GIVEN EXERCISE
Search the records below for the word "name". Pull out each line that has it.
[INPUT start]
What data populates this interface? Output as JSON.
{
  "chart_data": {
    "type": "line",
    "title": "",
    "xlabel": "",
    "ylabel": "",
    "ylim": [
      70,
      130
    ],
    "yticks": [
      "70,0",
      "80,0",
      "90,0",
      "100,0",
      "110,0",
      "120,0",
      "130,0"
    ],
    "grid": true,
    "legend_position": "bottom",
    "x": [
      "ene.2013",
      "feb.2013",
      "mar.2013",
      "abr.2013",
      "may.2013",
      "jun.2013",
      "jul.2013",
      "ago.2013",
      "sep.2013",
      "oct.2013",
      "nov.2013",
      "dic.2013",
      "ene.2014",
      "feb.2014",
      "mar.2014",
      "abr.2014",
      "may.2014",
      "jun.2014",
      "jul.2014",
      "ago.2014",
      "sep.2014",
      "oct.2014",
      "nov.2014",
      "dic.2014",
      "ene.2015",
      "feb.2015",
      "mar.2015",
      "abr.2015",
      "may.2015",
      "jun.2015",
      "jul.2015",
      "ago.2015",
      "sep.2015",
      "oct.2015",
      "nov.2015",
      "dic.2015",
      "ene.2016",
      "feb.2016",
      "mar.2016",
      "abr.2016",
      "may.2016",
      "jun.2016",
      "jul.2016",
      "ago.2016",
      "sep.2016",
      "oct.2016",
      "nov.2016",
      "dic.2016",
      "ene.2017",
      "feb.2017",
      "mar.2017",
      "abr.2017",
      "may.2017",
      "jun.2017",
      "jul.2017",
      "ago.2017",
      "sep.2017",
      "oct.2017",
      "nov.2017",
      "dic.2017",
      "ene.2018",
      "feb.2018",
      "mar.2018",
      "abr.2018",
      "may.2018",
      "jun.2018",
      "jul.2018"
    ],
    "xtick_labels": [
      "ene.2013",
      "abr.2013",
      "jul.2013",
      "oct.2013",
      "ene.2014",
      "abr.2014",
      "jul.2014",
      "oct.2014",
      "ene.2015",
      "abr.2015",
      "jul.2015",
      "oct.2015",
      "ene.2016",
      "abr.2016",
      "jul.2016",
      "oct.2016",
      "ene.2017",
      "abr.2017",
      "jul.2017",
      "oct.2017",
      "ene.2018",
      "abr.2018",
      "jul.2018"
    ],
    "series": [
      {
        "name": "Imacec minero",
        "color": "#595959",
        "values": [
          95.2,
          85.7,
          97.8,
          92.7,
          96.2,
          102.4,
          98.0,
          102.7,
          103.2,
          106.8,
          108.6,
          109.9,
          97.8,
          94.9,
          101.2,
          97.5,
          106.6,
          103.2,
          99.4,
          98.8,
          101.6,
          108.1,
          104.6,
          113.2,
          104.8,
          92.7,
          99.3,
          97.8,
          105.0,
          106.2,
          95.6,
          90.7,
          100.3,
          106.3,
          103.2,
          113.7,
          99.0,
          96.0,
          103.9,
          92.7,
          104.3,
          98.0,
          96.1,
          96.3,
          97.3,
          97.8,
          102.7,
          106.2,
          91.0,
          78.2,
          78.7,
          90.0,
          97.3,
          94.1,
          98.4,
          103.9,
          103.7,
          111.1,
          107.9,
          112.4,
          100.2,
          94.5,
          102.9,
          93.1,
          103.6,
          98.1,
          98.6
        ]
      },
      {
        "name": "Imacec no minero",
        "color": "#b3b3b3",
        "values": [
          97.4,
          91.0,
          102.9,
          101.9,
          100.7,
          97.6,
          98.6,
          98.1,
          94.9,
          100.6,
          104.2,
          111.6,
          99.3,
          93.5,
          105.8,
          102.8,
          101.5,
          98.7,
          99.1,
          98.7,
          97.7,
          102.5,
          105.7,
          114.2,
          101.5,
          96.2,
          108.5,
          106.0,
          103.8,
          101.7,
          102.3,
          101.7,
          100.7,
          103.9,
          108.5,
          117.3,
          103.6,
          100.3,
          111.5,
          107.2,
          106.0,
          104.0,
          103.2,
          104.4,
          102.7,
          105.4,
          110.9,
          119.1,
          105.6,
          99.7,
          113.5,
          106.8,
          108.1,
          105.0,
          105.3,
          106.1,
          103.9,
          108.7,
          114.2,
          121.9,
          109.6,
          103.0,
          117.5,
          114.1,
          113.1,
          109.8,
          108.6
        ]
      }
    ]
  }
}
[INPUT end]
TASK RESPONSE
        "name": "Imacec minero",
        "name": "Imacec no minero",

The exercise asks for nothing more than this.